Go through the records below and copy out every line that contains the word "value".

[Source records]
------------
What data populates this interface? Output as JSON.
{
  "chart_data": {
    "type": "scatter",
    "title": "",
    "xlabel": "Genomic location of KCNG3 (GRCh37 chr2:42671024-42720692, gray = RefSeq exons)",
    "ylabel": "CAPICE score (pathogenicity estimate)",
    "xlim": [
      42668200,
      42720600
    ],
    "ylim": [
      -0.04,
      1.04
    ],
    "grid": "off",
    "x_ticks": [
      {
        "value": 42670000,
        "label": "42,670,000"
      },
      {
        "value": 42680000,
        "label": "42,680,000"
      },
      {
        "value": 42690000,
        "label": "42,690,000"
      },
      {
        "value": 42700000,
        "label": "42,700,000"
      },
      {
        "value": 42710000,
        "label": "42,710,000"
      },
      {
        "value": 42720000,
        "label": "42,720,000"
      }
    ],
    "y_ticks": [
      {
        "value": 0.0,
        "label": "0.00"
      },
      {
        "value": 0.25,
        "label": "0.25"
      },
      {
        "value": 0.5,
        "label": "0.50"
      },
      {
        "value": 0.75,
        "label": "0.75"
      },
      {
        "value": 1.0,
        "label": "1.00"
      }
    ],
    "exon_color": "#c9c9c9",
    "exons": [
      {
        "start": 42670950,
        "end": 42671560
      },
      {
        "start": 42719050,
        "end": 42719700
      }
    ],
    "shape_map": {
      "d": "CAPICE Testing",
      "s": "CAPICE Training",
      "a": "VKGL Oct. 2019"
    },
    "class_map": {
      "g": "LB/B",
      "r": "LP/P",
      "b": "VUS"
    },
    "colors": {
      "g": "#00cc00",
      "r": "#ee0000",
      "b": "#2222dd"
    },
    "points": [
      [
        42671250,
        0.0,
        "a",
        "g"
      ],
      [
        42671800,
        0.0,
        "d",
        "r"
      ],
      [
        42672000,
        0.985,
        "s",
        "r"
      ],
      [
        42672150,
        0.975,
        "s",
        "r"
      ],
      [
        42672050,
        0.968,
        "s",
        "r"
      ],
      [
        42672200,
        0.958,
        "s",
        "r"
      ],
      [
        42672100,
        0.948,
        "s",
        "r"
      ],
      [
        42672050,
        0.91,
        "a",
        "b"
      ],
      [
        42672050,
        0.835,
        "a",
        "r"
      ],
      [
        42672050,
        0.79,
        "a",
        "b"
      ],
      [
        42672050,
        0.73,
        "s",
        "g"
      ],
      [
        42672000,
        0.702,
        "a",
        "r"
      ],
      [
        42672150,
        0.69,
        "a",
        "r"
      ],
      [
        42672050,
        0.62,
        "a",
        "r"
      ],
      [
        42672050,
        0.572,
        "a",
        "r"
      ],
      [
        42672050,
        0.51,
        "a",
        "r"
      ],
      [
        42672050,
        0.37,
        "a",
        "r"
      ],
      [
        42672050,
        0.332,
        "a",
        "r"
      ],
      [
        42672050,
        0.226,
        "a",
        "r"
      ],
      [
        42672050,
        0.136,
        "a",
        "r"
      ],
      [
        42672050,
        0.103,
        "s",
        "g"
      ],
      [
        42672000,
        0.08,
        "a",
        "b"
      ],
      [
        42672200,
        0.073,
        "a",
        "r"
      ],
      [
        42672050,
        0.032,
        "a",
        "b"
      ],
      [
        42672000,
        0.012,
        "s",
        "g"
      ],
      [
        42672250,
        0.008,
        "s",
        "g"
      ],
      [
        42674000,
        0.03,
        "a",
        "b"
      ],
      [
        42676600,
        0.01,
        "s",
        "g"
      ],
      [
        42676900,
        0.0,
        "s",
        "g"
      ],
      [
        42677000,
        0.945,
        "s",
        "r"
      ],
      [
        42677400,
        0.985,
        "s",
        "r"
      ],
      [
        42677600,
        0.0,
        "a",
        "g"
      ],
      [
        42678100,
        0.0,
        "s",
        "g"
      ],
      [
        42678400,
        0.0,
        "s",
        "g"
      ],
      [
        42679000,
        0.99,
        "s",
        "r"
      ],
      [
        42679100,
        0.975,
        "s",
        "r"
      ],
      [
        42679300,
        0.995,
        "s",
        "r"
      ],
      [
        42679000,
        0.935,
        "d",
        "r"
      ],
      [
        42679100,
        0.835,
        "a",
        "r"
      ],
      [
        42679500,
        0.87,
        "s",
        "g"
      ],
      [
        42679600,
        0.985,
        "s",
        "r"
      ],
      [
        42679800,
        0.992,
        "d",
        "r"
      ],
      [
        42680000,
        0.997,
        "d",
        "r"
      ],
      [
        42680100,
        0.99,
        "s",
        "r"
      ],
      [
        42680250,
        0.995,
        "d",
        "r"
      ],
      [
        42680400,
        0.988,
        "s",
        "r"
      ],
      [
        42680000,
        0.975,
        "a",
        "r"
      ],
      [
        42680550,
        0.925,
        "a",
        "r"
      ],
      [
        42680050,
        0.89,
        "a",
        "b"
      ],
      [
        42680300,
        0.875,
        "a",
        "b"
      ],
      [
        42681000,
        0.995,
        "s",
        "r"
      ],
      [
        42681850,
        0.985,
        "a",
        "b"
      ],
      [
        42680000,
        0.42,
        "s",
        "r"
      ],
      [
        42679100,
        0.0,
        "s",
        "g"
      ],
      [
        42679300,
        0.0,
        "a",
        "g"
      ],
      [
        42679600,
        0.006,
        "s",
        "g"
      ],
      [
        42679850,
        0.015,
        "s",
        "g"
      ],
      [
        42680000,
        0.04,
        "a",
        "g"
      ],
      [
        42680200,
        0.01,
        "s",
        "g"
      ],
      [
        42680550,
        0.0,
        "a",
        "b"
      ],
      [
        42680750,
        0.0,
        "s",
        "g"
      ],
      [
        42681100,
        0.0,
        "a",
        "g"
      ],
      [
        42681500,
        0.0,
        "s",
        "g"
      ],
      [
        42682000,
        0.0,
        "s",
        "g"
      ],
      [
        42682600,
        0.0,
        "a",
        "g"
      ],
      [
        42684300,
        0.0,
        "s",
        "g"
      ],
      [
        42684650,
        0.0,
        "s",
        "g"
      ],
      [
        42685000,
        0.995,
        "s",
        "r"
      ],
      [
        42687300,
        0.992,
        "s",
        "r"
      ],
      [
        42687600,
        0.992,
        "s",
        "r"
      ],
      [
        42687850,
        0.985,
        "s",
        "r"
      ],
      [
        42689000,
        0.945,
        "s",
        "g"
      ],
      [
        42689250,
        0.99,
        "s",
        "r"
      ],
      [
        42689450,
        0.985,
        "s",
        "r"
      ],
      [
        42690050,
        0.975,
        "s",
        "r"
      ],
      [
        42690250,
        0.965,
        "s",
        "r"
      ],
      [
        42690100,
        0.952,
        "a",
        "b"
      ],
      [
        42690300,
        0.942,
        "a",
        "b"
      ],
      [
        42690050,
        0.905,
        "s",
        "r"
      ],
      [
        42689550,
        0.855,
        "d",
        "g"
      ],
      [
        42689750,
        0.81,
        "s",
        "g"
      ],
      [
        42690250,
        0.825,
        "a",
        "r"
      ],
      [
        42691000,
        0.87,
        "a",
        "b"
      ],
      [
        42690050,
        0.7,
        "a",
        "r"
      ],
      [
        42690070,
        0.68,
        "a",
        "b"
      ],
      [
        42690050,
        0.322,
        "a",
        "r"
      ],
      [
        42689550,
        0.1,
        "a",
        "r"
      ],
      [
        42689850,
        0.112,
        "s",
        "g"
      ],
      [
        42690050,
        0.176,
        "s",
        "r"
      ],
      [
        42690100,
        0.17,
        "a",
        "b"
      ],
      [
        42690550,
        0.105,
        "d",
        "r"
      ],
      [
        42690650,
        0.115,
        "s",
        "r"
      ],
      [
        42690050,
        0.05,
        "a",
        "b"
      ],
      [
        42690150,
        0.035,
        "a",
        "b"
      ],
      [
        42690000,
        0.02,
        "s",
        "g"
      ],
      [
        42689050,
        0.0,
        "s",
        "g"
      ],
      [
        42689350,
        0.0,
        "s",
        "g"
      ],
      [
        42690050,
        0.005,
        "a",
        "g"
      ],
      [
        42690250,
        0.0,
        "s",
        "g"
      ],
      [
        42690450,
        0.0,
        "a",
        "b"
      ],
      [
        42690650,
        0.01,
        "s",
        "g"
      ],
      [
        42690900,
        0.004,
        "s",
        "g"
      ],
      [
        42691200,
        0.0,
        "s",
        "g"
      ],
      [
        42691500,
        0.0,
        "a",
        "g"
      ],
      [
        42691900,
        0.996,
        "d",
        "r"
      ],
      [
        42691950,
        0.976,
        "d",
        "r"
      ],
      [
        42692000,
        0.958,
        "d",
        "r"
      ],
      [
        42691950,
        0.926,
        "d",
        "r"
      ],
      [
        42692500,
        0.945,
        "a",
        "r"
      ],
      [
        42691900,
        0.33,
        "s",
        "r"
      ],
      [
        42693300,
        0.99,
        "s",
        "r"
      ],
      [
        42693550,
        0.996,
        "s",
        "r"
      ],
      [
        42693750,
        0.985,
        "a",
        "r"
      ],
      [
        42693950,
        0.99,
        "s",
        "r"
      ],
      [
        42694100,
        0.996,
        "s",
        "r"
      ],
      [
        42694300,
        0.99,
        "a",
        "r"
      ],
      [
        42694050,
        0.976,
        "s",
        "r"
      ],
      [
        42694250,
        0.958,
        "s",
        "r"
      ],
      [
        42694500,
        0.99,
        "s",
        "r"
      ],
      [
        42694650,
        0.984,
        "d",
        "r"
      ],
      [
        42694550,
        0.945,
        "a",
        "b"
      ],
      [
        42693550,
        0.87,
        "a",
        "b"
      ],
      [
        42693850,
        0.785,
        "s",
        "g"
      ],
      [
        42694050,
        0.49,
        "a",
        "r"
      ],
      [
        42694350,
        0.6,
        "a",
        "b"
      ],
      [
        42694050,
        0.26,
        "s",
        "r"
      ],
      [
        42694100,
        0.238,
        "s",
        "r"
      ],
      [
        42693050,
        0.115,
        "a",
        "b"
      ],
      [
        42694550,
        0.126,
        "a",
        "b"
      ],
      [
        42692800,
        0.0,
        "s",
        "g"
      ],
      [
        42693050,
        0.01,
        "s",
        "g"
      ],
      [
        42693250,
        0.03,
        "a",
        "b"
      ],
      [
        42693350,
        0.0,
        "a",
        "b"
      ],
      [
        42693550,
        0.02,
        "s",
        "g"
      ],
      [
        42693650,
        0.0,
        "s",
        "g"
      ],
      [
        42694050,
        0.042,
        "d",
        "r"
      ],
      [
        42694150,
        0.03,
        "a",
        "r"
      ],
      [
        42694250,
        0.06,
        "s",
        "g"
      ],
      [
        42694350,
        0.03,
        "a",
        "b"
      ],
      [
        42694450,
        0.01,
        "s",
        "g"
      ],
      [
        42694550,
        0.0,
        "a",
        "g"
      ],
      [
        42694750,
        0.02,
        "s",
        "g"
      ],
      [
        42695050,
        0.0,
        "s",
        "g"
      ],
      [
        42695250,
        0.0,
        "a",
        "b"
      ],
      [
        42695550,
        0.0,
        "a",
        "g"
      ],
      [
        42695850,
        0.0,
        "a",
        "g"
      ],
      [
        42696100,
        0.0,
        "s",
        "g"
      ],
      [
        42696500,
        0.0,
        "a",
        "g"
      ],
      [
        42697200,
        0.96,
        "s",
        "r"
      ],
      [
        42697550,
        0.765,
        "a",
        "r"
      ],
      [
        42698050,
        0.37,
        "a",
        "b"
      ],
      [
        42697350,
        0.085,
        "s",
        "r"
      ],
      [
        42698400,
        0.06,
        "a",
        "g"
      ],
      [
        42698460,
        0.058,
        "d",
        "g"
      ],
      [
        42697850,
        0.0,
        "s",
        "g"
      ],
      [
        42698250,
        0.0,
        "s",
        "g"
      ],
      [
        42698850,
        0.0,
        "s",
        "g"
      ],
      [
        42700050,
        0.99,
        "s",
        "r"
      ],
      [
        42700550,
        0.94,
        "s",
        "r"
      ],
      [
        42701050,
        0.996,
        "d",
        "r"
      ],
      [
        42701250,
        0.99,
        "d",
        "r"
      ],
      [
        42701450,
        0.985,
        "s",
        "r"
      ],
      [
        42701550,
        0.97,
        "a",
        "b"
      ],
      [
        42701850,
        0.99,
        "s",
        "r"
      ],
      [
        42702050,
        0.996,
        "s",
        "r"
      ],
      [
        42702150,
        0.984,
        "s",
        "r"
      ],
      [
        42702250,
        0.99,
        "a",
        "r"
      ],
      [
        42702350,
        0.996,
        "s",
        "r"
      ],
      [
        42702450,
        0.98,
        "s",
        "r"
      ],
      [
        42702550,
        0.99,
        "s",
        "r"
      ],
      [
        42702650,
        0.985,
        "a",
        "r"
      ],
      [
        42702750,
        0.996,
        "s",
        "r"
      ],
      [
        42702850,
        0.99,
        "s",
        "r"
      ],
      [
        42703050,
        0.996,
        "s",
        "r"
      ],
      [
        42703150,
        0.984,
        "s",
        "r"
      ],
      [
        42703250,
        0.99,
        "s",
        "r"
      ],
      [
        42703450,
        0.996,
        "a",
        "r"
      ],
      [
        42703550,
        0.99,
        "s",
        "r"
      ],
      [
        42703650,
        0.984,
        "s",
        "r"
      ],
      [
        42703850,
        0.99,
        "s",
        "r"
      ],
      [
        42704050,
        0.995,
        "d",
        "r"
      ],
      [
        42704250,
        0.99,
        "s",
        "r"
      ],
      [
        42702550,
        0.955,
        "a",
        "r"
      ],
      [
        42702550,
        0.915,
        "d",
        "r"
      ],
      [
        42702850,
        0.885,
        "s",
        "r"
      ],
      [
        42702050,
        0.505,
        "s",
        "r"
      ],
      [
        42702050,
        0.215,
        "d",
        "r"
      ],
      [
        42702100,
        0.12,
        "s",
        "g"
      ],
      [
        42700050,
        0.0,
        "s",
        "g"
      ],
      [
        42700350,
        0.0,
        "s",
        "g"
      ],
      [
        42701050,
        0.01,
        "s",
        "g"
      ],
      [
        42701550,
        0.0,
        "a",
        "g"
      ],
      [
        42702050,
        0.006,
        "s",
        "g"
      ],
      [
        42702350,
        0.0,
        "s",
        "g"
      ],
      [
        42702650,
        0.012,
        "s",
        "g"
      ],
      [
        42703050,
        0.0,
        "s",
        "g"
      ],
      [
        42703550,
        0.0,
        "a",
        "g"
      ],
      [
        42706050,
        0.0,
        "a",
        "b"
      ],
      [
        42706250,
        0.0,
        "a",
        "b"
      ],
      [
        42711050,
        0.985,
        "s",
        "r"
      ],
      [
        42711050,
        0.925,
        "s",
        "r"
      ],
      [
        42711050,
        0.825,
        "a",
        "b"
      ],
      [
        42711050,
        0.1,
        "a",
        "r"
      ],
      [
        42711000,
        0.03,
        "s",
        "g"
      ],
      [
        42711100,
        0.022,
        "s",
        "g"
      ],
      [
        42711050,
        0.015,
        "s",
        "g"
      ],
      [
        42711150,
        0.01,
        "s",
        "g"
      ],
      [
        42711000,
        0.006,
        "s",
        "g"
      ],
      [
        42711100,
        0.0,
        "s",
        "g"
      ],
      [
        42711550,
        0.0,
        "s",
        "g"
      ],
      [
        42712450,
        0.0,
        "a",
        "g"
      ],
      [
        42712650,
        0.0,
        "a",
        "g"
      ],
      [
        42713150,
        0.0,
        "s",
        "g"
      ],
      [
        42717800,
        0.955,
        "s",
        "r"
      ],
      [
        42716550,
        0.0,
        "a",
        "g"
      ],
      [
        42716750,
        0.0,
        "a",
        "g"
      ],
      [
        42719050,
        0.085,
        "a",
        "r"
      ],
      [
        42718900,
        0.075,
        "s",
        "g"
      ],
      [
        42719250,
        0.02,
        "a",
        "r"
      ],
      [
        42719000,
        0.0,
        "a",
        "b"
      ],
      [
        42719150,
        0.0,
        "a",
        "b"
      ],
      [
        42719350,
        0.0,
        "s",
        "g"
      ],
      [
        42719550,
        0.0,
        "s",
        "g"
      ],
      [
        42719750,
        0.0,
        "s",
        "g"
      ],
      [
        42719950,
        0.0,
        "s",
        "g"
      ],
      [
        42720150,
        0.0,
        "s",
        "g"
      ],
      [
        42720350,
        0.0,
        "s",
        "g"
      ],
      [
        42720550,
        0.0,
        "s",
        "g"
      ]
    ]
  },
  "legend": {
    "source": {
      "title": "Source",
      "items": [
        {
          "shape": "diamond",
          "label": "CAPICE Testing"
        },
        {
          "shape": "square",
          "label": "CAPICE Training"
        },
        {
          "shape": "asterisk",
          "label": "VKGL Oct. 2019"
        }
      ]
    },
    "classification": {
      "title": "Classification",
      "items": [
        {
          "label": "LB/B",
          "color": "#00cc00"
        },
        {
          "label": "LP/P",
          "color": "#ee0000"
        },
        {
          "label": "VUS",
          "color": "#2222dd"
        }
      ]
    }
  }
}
------------
**RESPONSE TO THE TASK**
        "value": 42670000,
        "value": 42680000,
        "value": 42690000,
        "value": 42700000,
        "value": 42710000,
        "value": 42720000,
        "value": 0.0,
        "value": 0.25,
        "value": 0.5,
        "value": 0.75,
        "value": 1.0,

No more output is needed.